— START Recorded data —

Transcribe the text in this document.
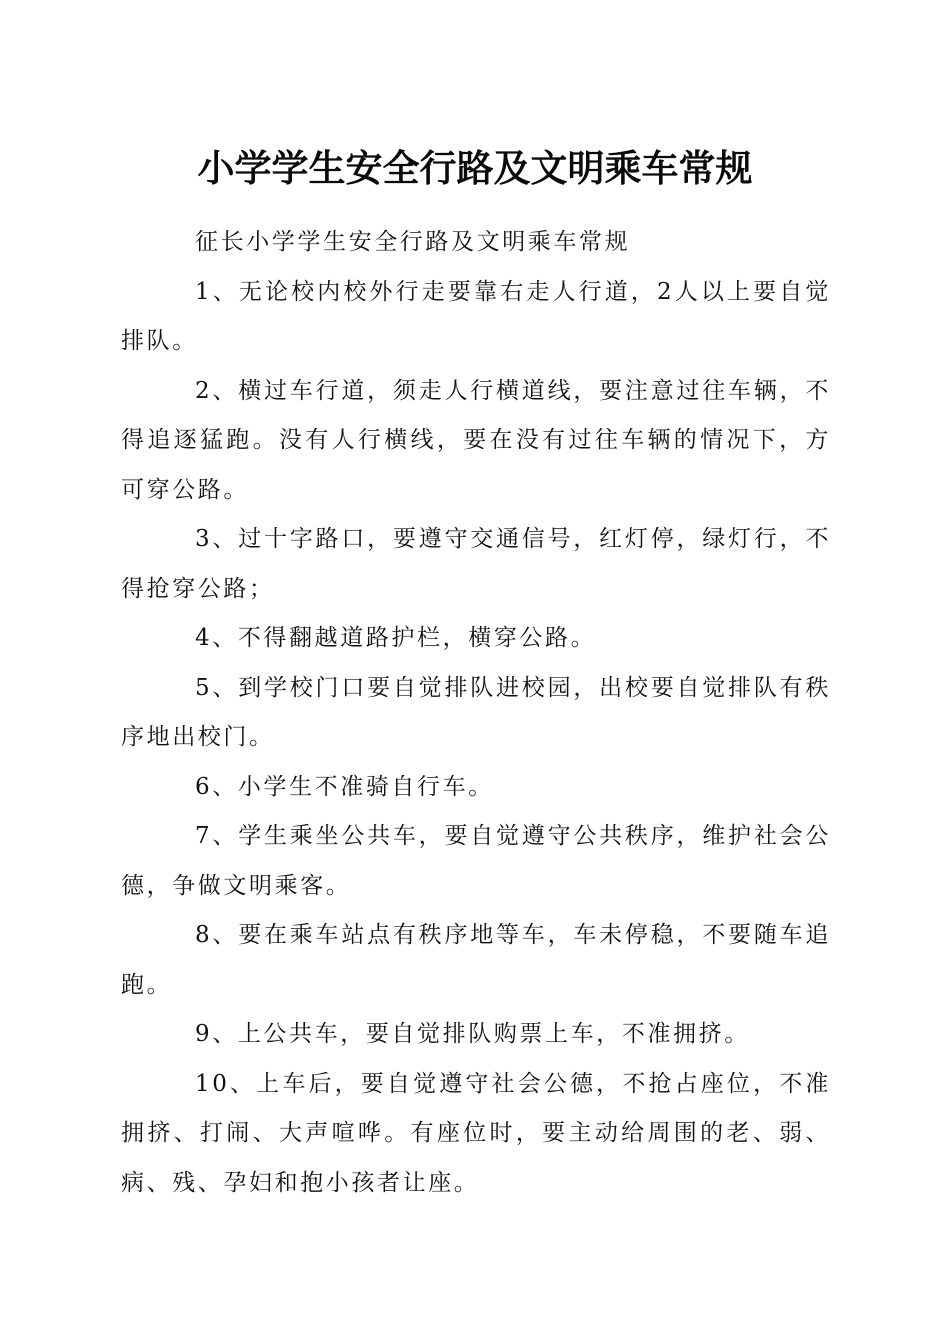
小学学生安全行路及文明乘车常规

征长小学学生安全行路及文明乘车常规

1、无论校内校外行走要靠右走人行道，2人以上要自觉排队。

2、横过车行道，须走人行横道线，要注意过往车辆，不得追逐猛跑。没有人行横线，要在没有过往车辆的情况下，方可穿公路。

3、过十字路口，要遵守交通信号，红灯停，绿灯行，不得抢穿公路；

4、不得翻越道路护栏，横穿公路。

5、到学校门口要自觉排队进校园，出校要自觉排队有秩序地出校门。

6、小学生不准骑自行车。

7、学生乘坐公共车，要自觉遵守公共秩序，维护社会公德，争做文明乘客。

8、要在乘车站点有秩序地等车，车未停稳，不要随车追跑。

9、上公共车，要自觉排队购票上车，不准拥挤。

10、上车后，要自觉遵守社会公德，不抢占座位，不准拥挤、打闹、大声喧哗。有座位时，要主动给周围的老、弱、病、残、孕妇和抱小孩者让座。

— END Recorded data —

▸ Aim of the task: From start to finish, output the listing exactly, but omit its pictures.

▸ Response to this task:
Transcribe the text in this document.
小学学生安全行路及文明乘车常规

征长小学学生安全行路及文明乘车常规

1、无论校内校外行走要靠右走人行道，2人以上要自觉排队。

2、横过车行道，须走人行横道线，要注意过往车辆，不得追逐猛跑。没有人行横线，要在没有过往车辆的情况下，方可穿公路。

3、过十字路口，要遵守交通信号，红灯停，绿灯行，不得抢穿公路；

4、不得翻越道路护栏，横穿公路。

5、到学校门口要自觉排队进校园，出校要自觉排队有秩序地出校门。

6、小学生不准骑自行车。

7、学生乘坐公共车，要自觉遵守公共秩序，维护社会公德，争做文明乘客。

8、要在乘车站点有秩序地等车，车未停稳，不要随车追跑。

9、上公共车，要自觉排队购票上车，不准拥挤。

10、上车后，要自觉遵守社会公德，不抢占座位，不准拥挤、打闹、大声喧哗。有座位时，要主动给周围的老、弱、病、残、孕妇和抱小孩者让座。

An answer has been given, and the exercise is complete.